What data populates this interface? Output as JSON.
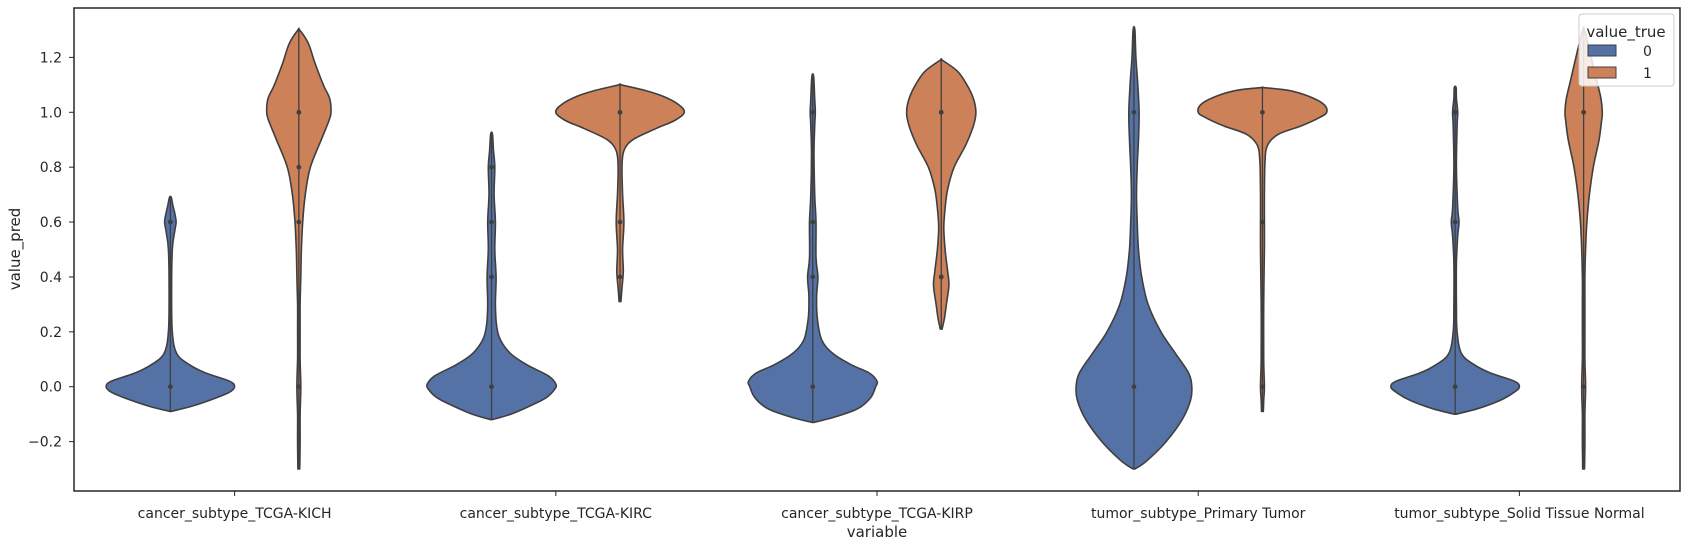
{
  "chart_data": {
    "type": "violin",
    "xlabel": "variable",
    "ylabel": "value_pred",
    "ylim": [
      -0.38,
      1.38
    ],
    "yticks": [
      -0.2,
      0.0,
      0.2,
      0.4,
      0.6,
      0.8,
      1.0,
      1.2
    ],
    "ytick_labels": [
      "−0.2",
      "0.0",
      "0.2",
      "0.4",
      "0.6",
      "0.8",
      "1.0",
      "1.2"
    ],
    "categories": [
      "cancer_subtype_TCGA-KICH",
      "cancer_subtype_TCGA-KIRC",
      "cancer_subtype_TCGA-KIRP",
      "tumor_subtype_Primary Tumor",
      "tumor_subtype_Solid Tissue Normal"
    ],
    "grid": false,
    "legend": {
      "title": "value_true",
      "placement": "top-right",
      "entries": [
        {
          "label": "0",
          "color": "#5572a6"
        },
        {
          "label": "1",
          "color": "#cc8159"
        }
      ]
    },
    "series": [
      {
        "name": "0",
        "color": "#5572a6",
        "violins": [
          {
            "ymin": -0.09,
            "ymax": 0.69,
            "points": [
              0.0,
              0.6
            ],
            "profile": [
              [
                -0.09,
                0.0
              ],
              [
                -0.07,
                0.35
              ],
              [
                -0.04,
                0.72
              ],
              [
                -0.02,
                0.92
              ],
              [
                0.0,
                1.0
              ],
              [
                0.02,
                0.92
              ],
              [
                0.05,
                0.55
              ],
              [
                0.08,
                0.3
              ],
              [
                0.12,
                0.1
              ],
              [
                0.2,
                0.03
              ],
              [
                0.35,
                0.02
              ],
              [
                0.5,
                0.03
              ],
              [
                0.57,
                0.07
              ],
              [
                0.6,
                0.09
              ],
              [
                0.63,
                0.07
              ],
              [
                0.66,
                0.04
              ],
              [
                0.69,
                0.0
              ]
            ]
          },
          {
            "ymin": -0.12,
            "ymax": 0.92,
            "points": [
              0.0,
              0.4,
              0.6,
              0.8
            ],
            "profile": [
              [
                -0.12,
                0.0
              ],
              [
                -0.1,
                0.3
              ],
              [
                -0.07,
                0.6
              ],
              [
                -0.04,
                0.85
              ],
              [
                -0.01,
                0.98
              ],
              [
                0.01,
                1.0
              ],
              [
                0.04,
                0.88
              ],
              [
                0.08,
                0.55
              ],
              [
                0.12,
                0.3
              ],
              [
                0.17,
                0.14
              ],
              [
                0.22,
                0.08
              ],
              [
                0.3,
                0.06
              ],
              [
                0.4,
                0.07
              ],
              [
                0.5,
                0.05
              ],
              [
                0.6,
                0.06
              ],
              [
                0.7,
                0.04
              ],
              [
                0.8,
                0.05
              ],
              [
                0.86,
                0.03
              ],
              [
                0.92,
                0.0
              ]
            ]
          },
          {
            "ymin": -0.13,
            "ymax": 1.13,
            "points": [
              0.0,
              0.4,
              0.6,
              1.0
            ],
            "profile": [
              [
                -0.13,
                0.0
              ],
              [
                -0.11,
                0.35
              ],
              [
                -0.08,
                0.7
              ],
              [
                -0.04,
                0.9
              ],
              [
                0.0,
                0.98
              ],
              [
                0.02,
                1.0
              ],
              [
                0.05,
                0.88
              ],
              [
                0.08,
                0.6
              ],
              [
                0.12,
                0.32
              ],
              [
                0.17,
                0.14
              ],
              [
                0.25,
                0.07
              ],
              [
                0.33,
                0.06
              ],
              [
                0.4,
                0.08
              ],
              [
                0.47,
                0.05
              ],
              [
                0.6,
                0.05
              ],
              [
                0.7,
                0.03
              ],
              [
                0.85,
                0.02
              ],
              [
                0.95,
                0.03
              ],
              [
                1.0,
                0.04
              ],
              [
                1.05,
                0.03
              ],
              [
                1.13,
                0.0
              ]
            ]
          },
          {
            "ymin": -0.3,
            "ymax": 1.3,
            "points": [
              0.0,
              1.0
            ],
            "profile": [
              [
                -0.3,
                0.0
              ],
              [
                -0.27,
                0.2
              ],
              [
                -0.2,
                0.5
              ],
              [
                -0.12,
                0.75
              ],
              [
                -0.05,
                0.88
              ],
              [
                0.0,
                0.9
              ],
              [
                0.05,
                0.85
              ],
              [
                0.12,
                0.65
              ],
              [
                0.2,
                0.42
              ],
              [
                0.3,
                0.22
              ],
              [
                0.4,
                0.12
              ],
              [
                0.5,
                0.07
              ],
              [
                0.6,
                0.05
              ],
              [
                0.7,
                0.04
              ],
              [
                0.8,
                0.05
              ],
              [
                0.9,
                0.07
              ],
              [
                1.0,
                0.08
              ],
              [
                1.1,
                0.06
              ],
              [
                1.2,
                0.03
              ],
              [
                1.3,
                0.0
              ]
            ]
          },
          {
            "ymin": -0.1,
            "ymax": 1.09,
            "points": [
              0.0,
              0.6,
              1.0
            ],
            "profile": [
              [
                -0.1,
                0.0
              ],
              [
                -0.08,
                0.35
              ],
              [
                -0.05,
                0.7
              ],
              [
                -0.02,
                0.92
              ],
              [
                0.0,
                1.0
              ],
              [
                0.02,
                0.92
              ],
              [
                0.05,
                0.55
              ],
              [
                0.08,
                0.3
              ],
              [
                0.12,
                0.1
              ],
              [
                0.2,
                0.03
              ],
              [
                0.3,
                0.02
              ],
              [
                0.45,
                0.02
              ],
              [
                0.55,
                0.04
              ],
              [
                0.6,
                0.06
              ],
              [
                0.65,
                0.04
              ],
              [
                0.8,
                0.02
              ],
              [
                0.95,
                0.03
              ],
              [
                1.0,
                0.04
              ],
              [
                1.05,
                0.02
              ],
              [
                1.09,
                0.0
              ]
            ]
          }
        ]
      },
      {
        "name": "1",
        "color": "#cc8159",
        "violins": [
          {
            "ymin": -0.3,
            "ymax": 1.3,
            "points": [
              0.0,
              0.6,
              0.8,
              1.0
            ],
            "profile": [
              [
                -0.3,
                0.0
              ],
              [
                -0.2,
                0.02
              ],
              [
                -0.1,
                0.02
              ],
              [
                0.0,
                0.03
              ],
              [
                0.1,
                0.02
              ],
              [
                0.2,
                0.02
              ],
              [
                0.3,
                0.02
              ],
              [
                0.4,
                0.03
              ],
              [
                0.5,
                0.04
              ],
              [
                0.6,
                0.06
              ],
              [
                0.7,
                0.1
              ],
              [
                0.8,
                0.18
              ],
              [
                0.9,
                0.35
              ],
              [
                0.97,
                0.47
              ],
              [
                1.0,
                0.5
              ],
              [
                1.05,
                0.48
              ],
              [
                1.1,
                0.38
              ],
              [
                1.18,
                0.25
              ],
              [
                1.25,
                0.15
              ],
              [
                1.3,
                0.0
              ]
            ]
          },
          {
            "ymin": 0.31,
            "ymax": 1.1,
            "points": [
              0.4,
              0.6,
              1.0
            ],
            "profile": [
              [
                0.31,
                0.0
              ],
              [
                0.36,
                0.03
              ],
              [
                0.42,
                0.05
              ],
              [
                0.5,
                0.04
              ],
              [
                0.6,
                0.06
              ],
              [
                0.7,
                0.04
              ],
              [
                0.8,
                0.03
              ],
              [
                0.86,
                0.06
              ],
              [
                0.9,
                0.2
              ],
              [
                0.94,
                0.55
              ],
              [
                0.97,
                0.85
              ],
              [
                1.0,
                1.0
              ],
              [
                1.03,
                0.9
              ],
              [
                1.06,
                0.65
              ],
              [
                1.08,
                0.38
              ],
              [
                1.1,
                0.0
              ]
            ]
          },
          {
            "ymin": 0.21,
            "ymax": 1.19,
            "points": [
              0.4,
              1.0
            ],
            "profile": [
              [
                0.21,
                0.0
              ],
              [
                0.25,
                0.05
              ],
              [
                0.3,
                0.08
              ],
              [
                0.37,
                0.12
              ],
              [
                0.42,
                0.1
              ],
              [
                0.5,
                0.06
              ],
              [
                0.58,
                0.04
              ],
              [
                0.65,
                0.06
              ],
              [
                0.72,
                0.1
              ],
              [
                0.8,
                0.2
              ],
              [
                0.88,
                0.38
              ],
              [
                0.95,
                0.5
              ],
              [
                1.0,
                0.54
              ],
              [
                1.05,
                0.5
              ],
              [
                1.1,
                0.4
              ],
              [
                1.15,
                0.25
              ],
              [
                1.19,
                0.0
              ]
            ]
          },
          {
            "ymin": -0.09,
            "ymax": 1.09,
            "points": [
              0.0,
              0.6,
              1.0
            ],
            "profile": [
              [
                -0.09,
                0.0
              ],
              [
                -0.05,
                0.02
              ],
              [
                0.0,
                0.03
              ],
              [
                0.1,
                0.02
              ],
              [
                0.3,
                0.02
              ],
              [
                0.5,
                0.03
              ],
              [
                0.6,
                0.03
              ],
              [
                0.7,
                0.03
              ],
              [
                0.82,
                0.04
              ],
              [
                0.88,
                0.08
              ],
              [
                0.92,
                0.25
              ],
              [
                0.95,
                0.6
              ],
              [
                0.98,
                0.88
              ],
              [
                1.0,
                1.0
              ],
              [
                1.03,
                0.95
              ],
              [
                1.06,
                0.7
              ],
              [
                1.08,
                0.4
              ],
              [
                1.09,
                0.0
              ]
            ]
          },
          {
            "ymin": -0.3,
            "ymax": 1.3,
            "points": [
              0.0,
              1.0
            ],
            "profile": [
              [
                -0.3,
                0.0
              ],
              [
                -0.2,
                0.02
              ],
              [
                -0.1,
                0.02
              ],
              [
                0.0,
                0.03
              ],
              [
                0.1,
                0.02
              ],
              [
                0.2,
                0.02
              ],
              [
                0.3,
                0.02
              ],
              [
                0.4,
                0.02
              ],
              [
                0.5,
                0.03
              ],
              [
                0.6,
                0.05
              ],
              [
                0.7,
                0.09
              ],
              [
                0.8,
                0.15
              ],
              [
                0.9,
                0.24
              ],
              [
                0.97,
                0.28
              ],
              [
                1.0,
                0.29
              ],
              [
                1.05,
                0.27
              ],
              [
                1.12,
                0.2
              ],
              [
                1.2,
                0.12
              ],
              [
                1.3,
                0.0
              ]
            ]
          }
        ]
      }
    ]
  }
}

★ ★ ★

Scan the material above. Copy each line that holds the word "color".

[EXERCISE OUTPUT]
          "color": "#5572a6"
          "color": "#cc8159"
        "color": "#5572a6",
        "color": "#cc8159",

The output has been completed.